[Start Input material]

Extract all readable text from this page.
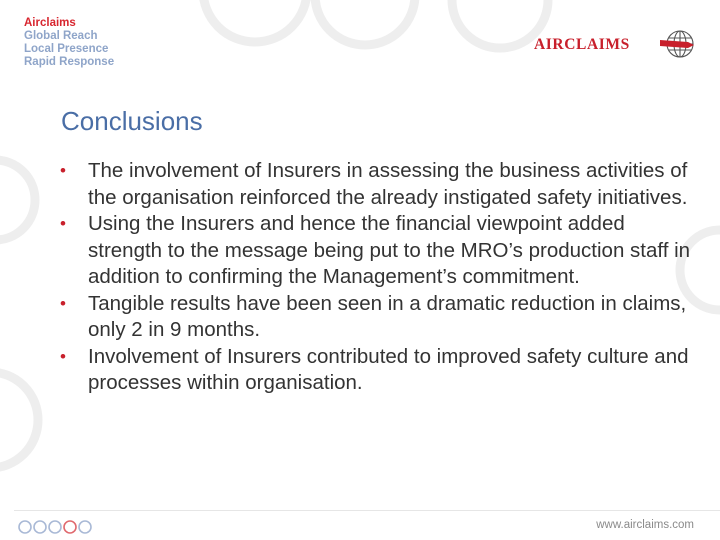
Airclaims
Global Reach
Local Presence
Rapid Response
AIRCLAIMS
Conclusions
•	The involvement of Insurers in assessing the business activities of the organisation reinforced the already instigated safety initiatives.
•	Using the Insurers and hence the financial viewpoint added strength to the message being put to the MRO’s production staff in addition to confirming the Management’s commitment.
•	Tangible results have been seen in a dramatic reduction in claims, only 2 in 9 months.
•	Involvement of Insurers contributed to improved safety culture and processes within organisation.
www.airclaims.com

[End Input material]

* _Aim of the task_:
Copy out every line of the material above that mentions the word "organisation".

* _The answer_:
•	The involvement of Insurers in assessing the business activities of the organisation reinforced the already instigated safety initiatives.
•	Involvement of Insurers contributed to improved safety culture and processes within organisation.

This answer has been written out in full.